Texto do exercício:
Infelizmente, faltavam a Poe os recursos econômicos e diplomáticos necessários para levar adiante o empreendimento planejado. Além disso, a saúde de Virgínia, que começara a deteriorar-se a partir de 1842, inspirava cuidados, e ele precisava ganhar dinheiro para pagar as contas e dar a Virgínia a vida saudável que os médicos recomendavam.

Para sobreviver, Poe costumava protagonizar encontros literários em que atuava como palestrante, discorrendo sobre prosa e poesia. Entretanto, uma atuação desastrosa em 1845, em Boston, decretou a queda de sua reputação como conferencista.

Ação solicitada 1: Segundo o texto, a partir de que ano a saúde de Virgínia começou a deteriorar-se?
Ação solicitada 2: Reescreva o trecho do texto que começa em "Infelizmente, faltavam a" e termina após "reputação como conferencista.", trocando "palestrante" por "orador".
O material não tem relação com o texto acima.

Material fornecido:
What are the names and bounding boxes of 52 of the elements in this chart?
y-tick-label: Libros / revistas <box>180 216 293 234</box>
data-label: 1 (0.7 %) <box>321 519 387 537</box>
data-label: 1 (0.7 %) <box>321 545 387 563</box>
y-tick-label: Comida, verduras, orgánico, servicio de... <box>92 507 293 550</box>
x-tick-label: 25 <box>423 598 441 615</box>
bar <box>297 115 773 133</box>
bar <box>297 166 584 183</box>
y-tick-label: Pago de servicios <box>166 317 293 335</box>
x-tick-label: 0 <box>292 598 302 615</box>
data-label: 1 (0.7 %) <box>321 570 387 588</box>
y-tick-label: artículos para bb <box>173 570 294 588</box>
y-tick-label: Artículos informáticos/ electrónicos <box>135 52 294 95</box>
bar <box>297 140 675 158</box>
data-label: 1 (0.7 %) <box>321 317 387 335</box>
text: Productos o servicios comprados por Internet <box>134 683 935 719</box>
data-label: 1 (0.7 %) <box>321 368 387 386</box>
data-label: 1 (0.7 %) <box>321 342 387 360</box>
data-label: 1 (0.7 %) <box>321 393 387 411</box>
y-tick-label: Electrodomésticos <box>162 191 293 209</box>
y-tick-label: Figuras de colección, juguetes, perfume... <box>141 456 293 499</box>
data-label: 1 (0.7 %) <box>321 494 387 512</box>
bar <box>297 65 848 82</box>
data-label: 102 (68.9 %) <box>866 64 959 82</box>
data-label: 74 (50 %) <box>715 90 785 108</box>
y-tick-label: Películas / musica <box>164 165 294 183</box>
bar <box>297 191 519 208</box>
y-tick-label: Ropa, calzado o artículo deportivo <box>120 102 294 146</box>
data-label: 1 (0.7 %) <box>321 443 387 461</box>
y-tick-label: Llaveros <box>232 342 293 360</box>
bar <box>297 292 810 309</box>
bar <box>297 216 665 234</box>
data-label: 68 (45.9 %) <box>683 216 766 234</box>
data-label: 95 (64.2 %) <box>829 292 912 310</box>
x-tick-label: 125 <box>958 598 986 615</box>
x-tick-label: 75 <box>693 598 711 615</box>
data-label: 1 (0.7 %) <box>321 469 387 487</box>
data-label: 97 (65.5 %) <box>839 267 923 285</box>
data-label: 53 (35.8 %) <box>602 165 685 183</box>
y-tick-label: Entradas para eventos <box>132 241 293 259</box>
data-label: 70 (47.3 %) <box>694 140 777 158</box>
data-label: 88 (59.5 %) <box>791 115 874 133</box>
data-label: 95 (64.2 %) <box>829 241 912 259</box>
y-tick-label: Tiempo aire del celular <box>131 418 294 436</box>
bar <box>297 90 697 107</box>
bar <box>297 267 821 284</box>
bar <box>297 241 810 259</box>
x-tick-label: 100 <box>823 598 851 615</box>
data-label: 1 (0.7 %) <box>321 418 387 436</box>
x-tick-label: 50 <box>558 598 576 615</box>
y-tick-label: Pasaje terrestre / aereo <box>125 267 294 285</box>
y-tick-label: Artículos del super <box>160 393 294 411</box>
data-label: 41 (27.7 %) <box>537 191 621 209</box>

Espaço de resposta 1: A partir de 1842.

Espaço de resposta 2:
Infelizmente, faltavam a Poe os recursos econômicos e diplomáticos necessários para levar adiante o empreendimento planejado. Além disso, a saúde de Virgínia, que começara a deteriorar-se a partir de 1842, inspirava cuidados, e ele precisava ganhar dinheiro para pagar as contas e dar a Virgínia a vida saudável que os médicos recomendavam.

Para sobreviver, Poe costumava protagonizar encontros literários em que atuava como orador, discorrendo sobre prosa e poesia. Entretanto, uma atuação desastrosa em 1845, em Boston, decretou a queda de sua reputação como conferencista.